▶ **Problem to work on**
Below are some records; work out how many of their lines contain "gmail" and give the number only.

▶ **Information shown**

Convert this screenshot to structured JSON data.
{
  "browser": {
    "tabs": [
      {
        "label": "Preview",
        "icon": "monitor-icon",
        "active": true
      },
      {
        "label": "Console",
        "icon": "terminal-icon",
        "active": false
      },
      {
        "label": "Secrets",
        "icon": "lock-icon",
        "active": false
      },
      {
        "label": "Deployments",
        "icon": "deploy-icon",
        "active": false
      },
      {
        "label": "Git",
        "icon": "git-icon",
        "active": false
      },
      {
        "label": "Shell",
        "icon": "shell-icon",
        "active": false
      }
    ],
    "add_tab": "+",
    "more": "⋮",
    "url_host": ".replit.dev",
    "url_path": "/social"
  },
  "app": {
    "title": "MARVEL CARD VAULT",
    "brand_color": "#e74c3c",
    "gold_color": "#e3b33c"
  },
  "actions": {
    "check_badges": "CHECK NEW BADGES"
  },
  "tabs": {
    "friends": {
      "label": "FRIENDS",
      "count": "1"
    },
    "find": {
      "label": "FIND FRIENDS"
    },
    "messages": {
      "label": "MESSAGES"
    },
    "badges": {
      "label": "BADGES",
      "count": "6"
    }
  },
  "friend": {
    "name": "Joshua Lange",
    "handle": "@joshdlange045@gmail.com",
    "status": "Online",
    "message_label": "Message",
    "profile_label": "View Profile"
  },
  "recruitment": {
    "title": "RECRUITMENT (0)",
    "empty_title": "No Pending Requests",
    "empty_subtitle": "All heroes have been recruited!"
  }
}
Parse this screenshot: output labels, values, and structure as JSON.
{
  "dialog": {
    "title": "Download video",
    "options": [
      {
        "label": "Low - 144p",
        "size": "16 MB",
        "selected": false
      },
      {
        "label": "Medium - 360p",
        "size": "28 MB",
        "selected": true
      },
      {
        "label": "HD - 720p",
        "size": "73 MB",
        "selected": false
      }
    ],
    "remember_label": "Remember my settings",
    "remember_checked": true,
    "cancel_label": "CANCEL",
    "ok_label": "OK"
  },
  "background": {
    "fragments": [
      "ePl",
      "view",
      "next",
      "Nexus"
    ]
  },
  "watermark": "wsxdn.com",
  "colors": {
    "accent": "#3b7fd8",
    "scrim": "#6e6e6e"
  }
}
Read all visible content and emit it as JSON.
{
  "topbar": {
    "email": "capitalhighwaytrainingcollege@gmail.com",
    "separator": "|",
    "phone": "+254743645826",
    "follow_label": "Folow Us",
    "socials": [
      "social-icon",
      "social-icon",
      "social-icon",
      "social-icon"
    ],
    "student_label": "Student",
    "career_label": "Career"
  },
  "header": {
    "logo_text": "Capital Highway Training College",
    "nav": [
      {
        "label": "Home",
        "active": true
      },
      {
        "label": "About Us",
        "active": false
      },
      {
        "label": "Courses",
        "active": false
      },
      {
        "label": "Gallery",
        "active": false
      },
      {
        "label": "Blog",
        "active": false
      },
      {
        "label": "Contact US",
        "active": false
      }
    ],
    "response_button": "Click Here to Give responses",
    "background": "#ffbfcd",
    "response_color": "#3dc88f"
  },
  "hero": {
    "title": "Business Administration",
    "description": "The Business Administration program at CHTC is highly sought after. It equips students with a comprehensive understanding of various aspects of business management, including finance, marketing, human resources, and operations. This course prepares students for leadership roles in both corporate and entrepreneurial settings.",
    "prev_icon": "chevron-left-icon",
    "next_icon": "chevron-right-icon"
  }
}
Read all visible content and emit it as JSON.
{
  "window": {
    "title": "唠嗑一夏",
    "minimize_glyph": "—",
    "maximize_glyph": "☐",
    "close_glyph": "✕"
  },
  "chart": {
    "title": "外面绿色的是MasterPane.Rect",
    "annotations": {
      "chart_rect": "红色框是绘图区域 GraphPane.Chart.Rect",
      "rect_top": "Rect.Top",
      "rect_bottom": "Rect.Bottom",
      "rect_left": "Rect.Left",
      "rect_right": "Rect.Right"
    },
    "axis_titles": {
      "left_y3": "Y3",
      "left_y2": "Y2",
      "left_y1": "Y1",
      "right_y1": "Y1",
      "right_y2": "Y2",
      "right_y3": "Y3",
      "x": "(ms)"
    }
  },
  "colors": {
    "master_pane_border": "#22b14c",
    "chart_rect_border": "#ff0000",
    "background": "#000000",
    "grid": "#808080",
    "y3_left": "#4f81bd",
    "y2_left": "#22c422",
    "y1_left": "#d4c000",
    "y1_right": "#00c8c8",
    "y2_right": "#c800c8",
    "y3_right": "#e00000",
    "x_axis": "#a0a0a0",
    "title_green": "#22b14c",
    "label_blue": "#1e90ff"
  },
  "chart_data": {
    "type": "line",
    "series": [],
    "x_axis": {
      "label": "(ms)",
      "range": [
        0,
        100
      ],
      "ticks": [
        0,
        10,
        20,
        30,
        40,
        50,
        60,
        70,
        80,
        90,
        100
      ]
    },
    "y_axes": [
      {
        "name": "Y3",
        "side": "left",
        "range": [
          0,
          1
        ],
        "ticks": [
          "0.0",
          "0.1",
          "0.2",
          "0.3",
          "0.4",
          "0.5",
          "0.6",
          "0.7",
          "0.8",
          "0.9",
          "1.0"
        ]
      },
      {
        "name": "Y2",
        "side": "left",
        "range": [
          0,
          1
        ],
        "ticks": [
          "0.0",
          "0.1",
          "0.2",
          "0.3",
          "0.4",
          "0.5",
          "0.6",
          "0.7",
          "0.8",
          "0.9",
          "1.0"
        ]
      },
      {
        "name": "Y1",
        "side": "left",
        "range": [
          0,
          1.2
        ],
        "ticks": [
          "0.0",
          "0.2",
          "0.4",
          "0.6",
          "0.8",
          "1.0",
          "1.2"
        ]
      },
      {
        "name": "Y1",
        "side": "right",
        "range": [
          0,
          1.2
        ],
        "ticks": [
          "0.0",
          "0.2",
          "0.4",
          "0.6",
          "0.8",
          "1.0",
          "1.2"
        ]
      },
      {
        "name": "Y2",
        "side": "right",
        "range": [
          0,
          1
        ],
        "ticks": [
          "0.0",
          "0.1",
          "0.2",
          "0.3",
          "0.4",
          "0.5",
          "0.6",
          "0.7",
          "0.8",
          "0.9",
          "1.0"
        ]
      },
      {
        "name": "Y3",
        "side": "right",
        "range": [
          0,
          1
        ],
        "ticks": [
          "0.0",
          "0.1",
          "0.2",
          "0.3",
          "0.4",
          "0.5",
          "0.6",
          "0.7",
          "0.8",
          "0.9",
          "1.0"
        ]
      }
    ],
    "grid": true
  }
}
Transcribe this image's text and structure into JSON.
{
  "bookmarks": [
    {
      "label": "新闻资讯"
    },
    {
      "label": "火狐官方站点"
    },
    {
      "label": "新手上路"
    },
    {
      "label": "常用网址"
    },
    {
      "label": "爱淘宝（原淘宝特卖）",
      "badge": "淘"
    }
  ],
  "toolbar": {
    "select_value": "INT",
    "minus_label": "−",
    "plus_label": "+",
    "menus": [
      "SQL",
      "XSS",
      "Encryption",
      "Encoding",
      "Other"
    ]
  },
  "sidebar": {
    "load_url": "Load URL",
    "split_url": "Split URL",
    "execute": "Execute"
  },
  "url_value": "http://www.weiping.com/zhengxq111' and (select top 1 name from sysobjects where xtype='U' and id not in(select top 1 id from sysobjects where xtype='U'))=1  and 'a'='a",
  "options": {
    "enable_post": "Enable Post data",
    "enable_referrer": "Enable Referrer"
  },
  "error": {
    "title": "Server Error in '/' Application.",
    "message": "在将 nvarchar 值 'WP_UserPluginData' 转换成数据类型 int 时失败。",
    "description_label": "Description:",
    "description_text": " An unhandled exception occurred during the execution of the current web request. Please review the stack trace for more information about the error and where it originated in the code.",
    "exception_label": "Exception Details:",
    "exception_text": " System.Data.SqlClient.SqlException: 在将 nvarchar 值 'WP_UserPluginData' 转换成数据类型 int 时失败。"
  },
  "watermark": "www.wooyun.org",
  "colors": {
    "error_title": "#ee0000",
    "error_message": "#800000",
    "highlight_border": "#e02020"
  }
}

▶ **Answer below**
2